■ WHAT THE TASK ASKS
Copy the part that opens with the line containing "x-tick-label: 2,516 — [1151, 424, 1164, 452]" and closes with the line containing "cdf-legend-label: CDF — [367, 146, 395, 161]", swapping "histograms" for "charts" and keeping everything else the same.

■ RECORDS TO PROCESS
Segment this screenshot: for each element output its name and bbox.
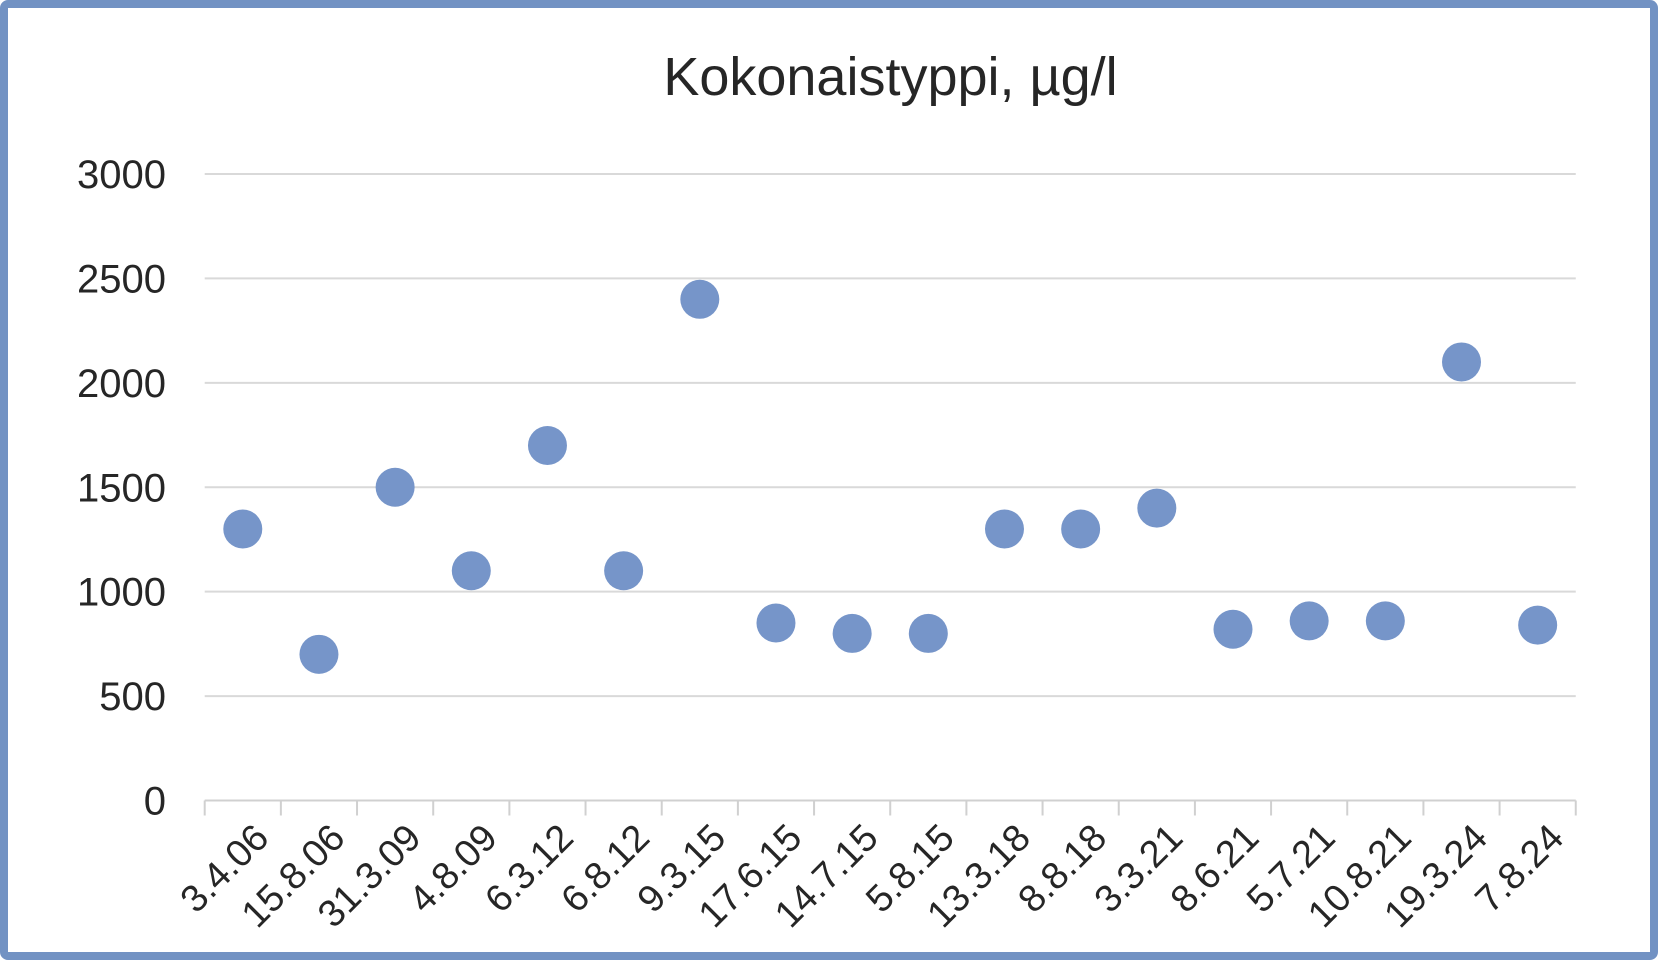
data-point-marker	[908, 613, 948, 653]
y-axis-tick-label: 1000	[77, 571, 166, 615]
data-point-marker	[451, 551, 491, 591]
data-point-marker	[1365, 601, 1405, 641]
data-points-group	[223, 279, 1558, 674]
x-axis-tick-label: 7.8.24	[1468, 817, 1572, 921]
data-point-marker	[1442, 342, 1482, 382]
x-axis-group	[203, 799, 1577, 816]
x-axis-tick-label: 8.8.18	[1011, 817, 1115, 921]
data-point-marker	[375, 467, 415, 507]
data-point-marker	[527, 425, 567, 465]
data-point-marker	[680, 279, 720, 319]
data-point-marker	[832, 613, 872, 653]
data-point-marker	[1137, 488, 1177, 528]
x-axis-tick-label: 3.3.21	[1087, 817, 1191, 921]
data-point-marker	[299, 634, 339, 674]
y-axis-tick-label: 1500	[77, 466, 166, 510]
data-point-marker	[1213, 609, 1253, 649]
y-axis-tick-label: 0	[144, 780, 166, 824]
chart-title: Kokonaistyppi, µg/l	[663, 47, 1118, 107]
scatter-plot: 0 500 1000 1500 2000 2500 3000 3.4.0615.8.0631…	[77, 153, 1577, 936]
y-axis-tick-label: 500	[99, 675, 166, 719]
y-axis-tick-label: 2500	[77, 257, 166, 301]
data-point-marker	[223, 509, 263, 549]
gridlines-group	[204, 173, 1576, 698]
data-point-marker	[1289, 601, 1329, 641]
x-axis-tick-label: 6.3.12	[477, 817, 581, 921]
x-axis-tick-label: 4.8.09	[401, 817, 505, 921]
x-axis-tick-label: 6.8.12	[554, 817, 658, 921]
data-point-marker	[1061, 509, 1101, 549]
data-point-marker	[984, 509, 1024, 549]
y-axis-labels-group: 0 500 1000 1500 2000 2500 3000	[77, 153, 166, 824]
x-axis-labels-group: 3.4.0615.8.0631.3.094.8.096.3.126.8.129.…	[173, 817, 1572, 936]
y-axis-tick-label: 3000	[77, 153, 166, 197]
y-axis-tick-label: 2000	[77, 362, 166, 406]
data-point-marker	[604, 551, 644, 591]
data-point-marker	[1518, 605, 1558, 645]
data-point-marker	[756, 603, 796, 643]
x-axis-tick-label: 8.6.21	[1163, 817, 1267, 921]
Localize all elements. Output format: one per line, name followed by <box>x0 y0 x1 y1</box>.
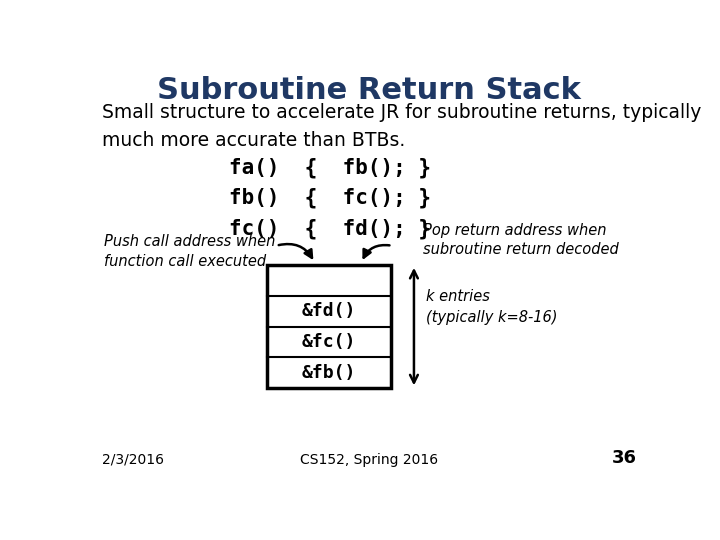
Text: Push call address when
function call executed: Push call address when function call exe… <box>104 234 275 269</box>
Bar <box>266 265 391 388</box>
Text: Pop return address when
subroutine return decoded: Pop return address when subroutine retur… <box>423 222 619 258</box>
Text: CS152, Spring 2016: CS152, Spring 2016 <box>300 453 438 467</box>
Text: 2/3/2016: 2/3/2016 <box>102 453 163 467</box>
Text: 36: 36 <box>611 449 636 467</box>
Text: fa()  {  fb(); }: fa() { fb(); } <box>229 157 431 178</box>
Text: fc()  {  fd(); }: fc() { fd(); } <box>229 219 431 239</box>
FancyArrowPatch shape <box>364 245 390 258</box>
Text: fb()  {  fc(); }: fb() { fc(); } <box>229 188 431 208</box>
Text: &fb(): &fb() <box>302 364 356 382</box>
Text: Subroutine Return Stack: Subroutine Return Stack <box>157 76 581 105</box>
Text: &fd(): &fd() <box>302 302 356 320</box>
FancyArrowPatch shape <box>279 244 312 258</box>
Text: &fc(): &fc() <box>302 333 356 351</box>
Text: k entries
(typically k=8-16): k entries (typically k=8-16) <box>426 289 557 325</box>
Text: Small structure to accelerate JR for subroutine returns, typically
much more acc: Small structure to accelerate JR for sub… <box>102 103 701 150</box>
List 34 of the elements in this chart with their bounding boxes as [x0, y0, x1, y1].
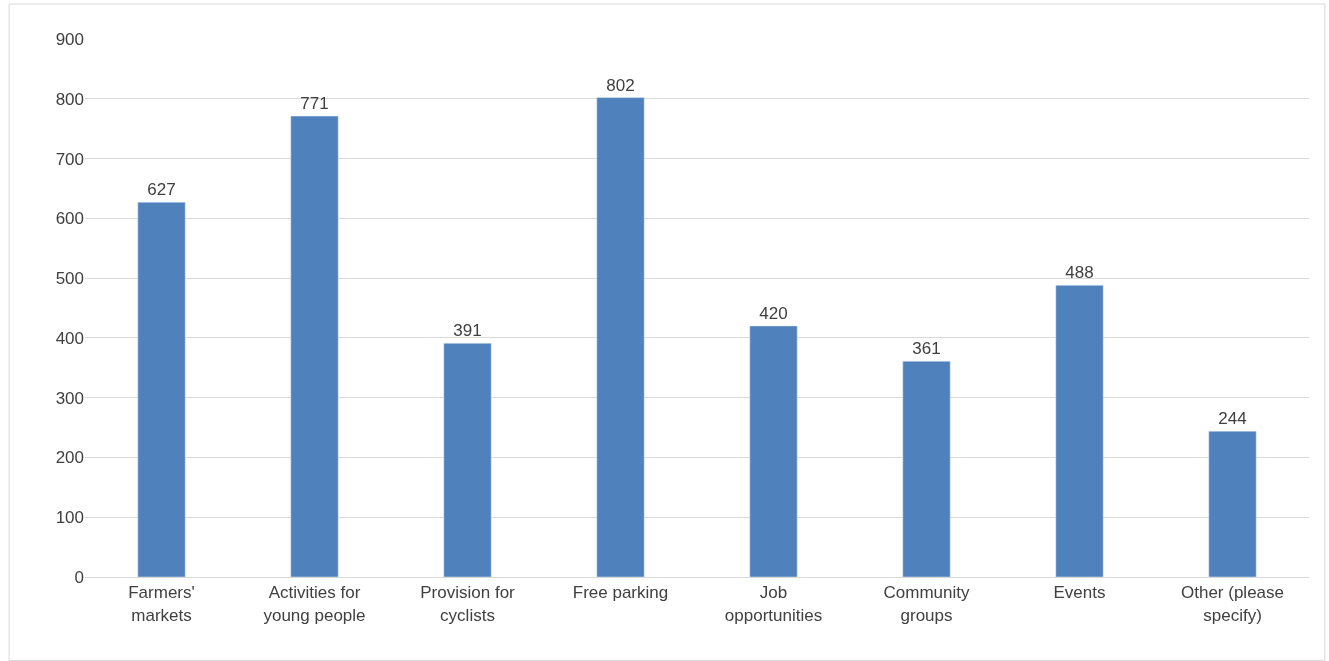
- bar: [1208, 430, 1257, 577]
- bar: [749, 325, 798, 577]
- bar: [443, 343, 492, 577]
- data-label: 244: [1218, 409, 1247, 429]
- y-tick-label: 200: [55, 448, 84, 468]
- y-tick-label: 600: [55, 209, 84, 229]
- y-tick-label: 100: [55, 508, 84, 528]
- x-tick-label: Provision for cyclists: [420, 583, 516, 625]
- x-tick-label: Community groups: [883, 583, 970, 625]
- data-label: 420: [759, 303, 788, 323]
- data-label: 361: [912, 339, 941, 359]
- bar: [596, 97, 645, 577]
- bar: [137, 201, 186, 577]
- bar: [1055, 285, 1104, 577]
- x-tick-label: Activities for young people: [263, 583, 366, 625]
- data-label: 391: [453, 321, 482, 341]
- y-tick-label: 700: [55, 149, 84, 169]
- data-label: 627: [147, 180, 176, 200]
- y-tick-label: 0: [74, 567, 84, 587]
- data-label: 488: [1065, 263, 1094, 283]
- x-tick-label: Events: [1053, 583, 1106, 603]
- bar: [902, 360, 951, 577]
- y-tick-label: 500: [55, 269, 84, 289]
- y-tick-label: 300: [55, 388, 84, 408]
- x-tick-label: Job opportunities: [724, 583, 823, 625]
- x-tick-label: Other (please specify): [1181, 583, 1284, 625]
- x-tick-label: Free parking: [572, 583, 669, 603]
- y-tick-label: 900: [55, 29, 84, 49]
- bar: [290, 115, 339, 577]
- data-label: 771: [300, 94, 329, 114]
- y-tick-label: 800: [55, 89, 84, 109]
- y-tick-label: 400: [55, 328, 84, 348]
- data-label: 802: [606, 75, 635, 95]
- x-tick-label: Farmers' markets: [128, 583, 195, 625]
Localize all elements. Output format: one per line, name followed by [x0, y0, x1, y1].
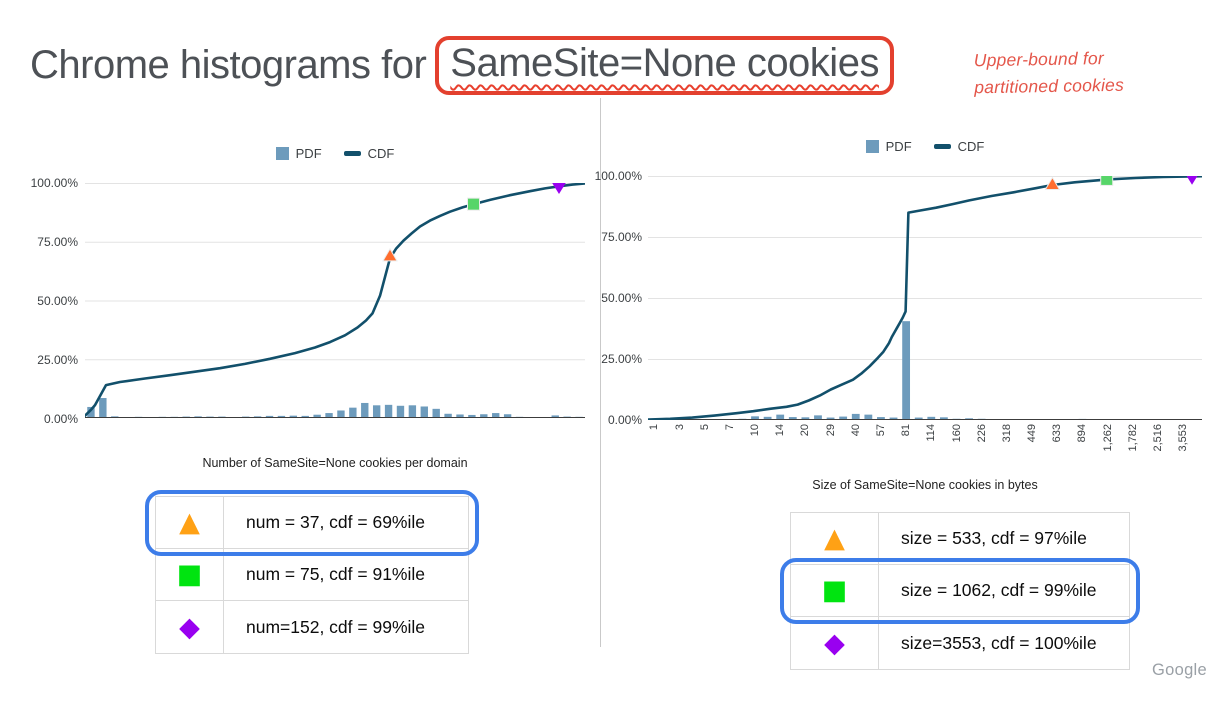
x-tick-label: 2,516 — [1151, 424, 1164, 452]
title-prefix: Chrome histograms for — [30, 43, 427, 87]
marker-legend-table: ▲ num = 37, cdf = 69%ile ■ num = 75, cdf = … — [145, 490, 479, 654]
cdf-legend-label: CDF — [367, 146, 395, 161]
table-row: ■ size = 1062, cdf = 99%ile — [791, 565, 1129, 617]
annotation-line-2: partitioned cookies — [974, 74, 1125, 98]
x-tick-label: 894 — [1076, 424, 1089, 443]
cdf-swatch-icon — [933, 144, 951, 149]
x-tick-label: 449 — [1026, 424, 1038, 443]
y-tick-label: 75.00% — [601, 230, 642, 244]
cdf-swatch-icon — [343, 151, 361, 156]
pdf-legend-label: PDF — [295, 146, 322, 161]
triangle-down-marker — [1186, 176, 1198, 185]
marker-icon: ▲ — [156, 497, 224, 548]
x-tick-label: 3 — [673, 424, 686, 431]
y-axis-labels: 100.00% 75.00% 50.00% 25.00% 0.00% — [18, 176, 78, 426]
x-axis-title: Number of SameSite=None cookies per doma… — [202, 456, 468, 470]
y-axis-labels: 100.00% 75.00% 50.00% 25.00% 0.00% — [578, 169, 642, 427]
table-row: ■ num = 75, cdf = 91%ile — [156, 549, 468, 601]
chart-legend: PDF CDF — [648, 139, 1202, 154]
table-row: ◆ num=152, cdf = 99%ile — [156, 601, 468, 653]
marker-icon: ■ — [791, 565, 879, 616]
triangle-up-marker — [1044, 176, 1061, 191]
plot-area — [648, 176, 1202, 420]
table-row-label: num=152, cdf = 99%ile — [246, 616, 426, 637]
cdf-legend-label: CDF — [957, 139, 985, 154]
handwritten-annotation: Upper-bound for partitioned cookies — [974, 45, 1125, 102]
x-tick-label: 7 — [723, 424, 736, 431]
square-marker — [1100, 176, 1114, 186]
marker-legend-table: ▲ size = 533, cdf = 97%ile ■ size = 1062, c… — [780, 512, 1140, 670]
triangle-down-marker — [552, 183, 566, 195]
pdf-legend-label: PDF — [885, 139, 912, 154]
y-tick-label: 25.00% — [37, 353, 78, 367]
title-red-box: SameSite=None cookies — [435, 36, 894, 95]
table-row: ▲ num = 37, cdf = 69%ile — [156, 497, 468, 549]
triangle-up-marker — [382, 247, 398, 262]
table-row: ◆ size=3553, cdf = 100%ile — [791, 617, 1129, 669]
y-tick-label: 25.00% — [601, 352, 642, 366]
marker-table-body: ▲ num = 37, cdf = 69%ile ■ num = 75, cdf = … — [155, 496, 469, 654]
pdf-swatch-icon — [865, 140, 879, 153]
x-tick-label: 318 — [1000, 424, 1013, 443]
x-tick-label: 1 — [648, 424, 661, 431]
table-row: ▲ size = 533, cdf = 97%ile — [791, 513, 1129, 565]
x-tick-label: 20 — [799, 424, 812, 437]
page-title: Chrome histograms for SameSite=None cook… — [30, 36, 894, 95]
annotation-line-1: Upper-bound for — [973, 48, 1105, 71]
marker-table-body: ▲ size = 533, cdf = 97%ile ■ size = 1062, c… — [790, 512, 1130, 670]
plot-area — [85, 183, 585, 418]
x-tick-label: 226 — [975, 424, 988, 443]
x-tick-label: 633 — [1051, 424, 1064, 443]
x-tick-label: 114 — [925, 424, 938, 442]
y-tick-label: 75.00% — [37, 235, 78, 249]
y-tick-label: 50.00% — [601, 291, 642, 305]
x-axis-title: Size of SameSite=None cookies in bytes — [812, 478, 1038, 492]
y-tick-label: 0.00% — [43, 412, 78, 426]
pdf-swatch-icon — [275, 147, 289, 160]
vertical-divider — [600, 98, 601, 647]
table-row-label: num = 75, cdf = 91%ile — [246, 564, 425, 584]
y-tick-label: 100.00% — [30, 176, 78, 190]
x-axis-ticks: 1 3 5 7 10 14 20 29 40 57 81 114 160 226 318 449 633 894 1… — [648, 424, 1202, 472]
y-tick-label: 100.00% — [594, 169, 642, 183]
x-tick-label: 29 — [824, 424, 837, 437]
x-tick-label: 1,782 — [1126, 424, 1139, 452]
google-watermark: Google — [1151, 661, 1207, 679]
marker-icon: ■ — [156, 549, 224, 600]
x-tick-label: 1,262 — [1101, 424, 1114, 452]
y-tick-label: 50.00% — [37, 294, 78, 308]
table-row-label: size=3553, cdf = 100%ile — [901, 632, 1097, 653]
table-row-label: size = 1062, cdf = 99%ile — [901, 580, 1097, 600]
table-row-label: size = 533, cdf = 97%ile — [901, 528, 1087, 548]
marker-icon: ▲ — [791, 513, 879, 564]
marker-icon: ◆ — [156, 601, 224, 653]
x-tick-label: 10 — [749, 424, 761, 437]
x-tick-label: 5 — [698, 424, 711, 431]
x-tick-label: 160 — [950, 424, 963, 443]
x-tick-label: 81 — [900, 424, 913, 437]
chart-legend: PDF CDF — [85, 146, 585, 161]
title-boxed-text: SameSite=None cookies — [450, 41, 879, 85]
square-marker — [467, 197, 480, 211]
x-tick-label: 14 — [774, 424, 787, 437]
marker-icon: ◆ — [791, 617, 879, 669]
x-tick-label: 3,553 — [1177, 424, 1190, 452]
x-tick-label: 57 — [874, 424, 887, 437]
table-row-label: num = 37, cdf = 69%ile — [246, 512, 425, 532]
y-tick-label: 0.00% — [607, 413, 642, 427]
x-tick-label: 40 — [849, 424, 862, 437]
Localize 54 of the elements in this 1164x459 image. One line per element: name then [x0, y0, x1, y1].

■ SOLUTION TO THE EXERCISE
x-tick-label: 2,516 — [1151, 424, 1164, 452]
title-prefix: Chrome charts for — [30, 43, 427, 87]
marker-legend-table: ▲ num = 37, cdf = 69%ile ■ num = 75, cdf = … — [145, 490, 479, 654]
cdf-legend-label: CDF — [367, 146, 395, 161]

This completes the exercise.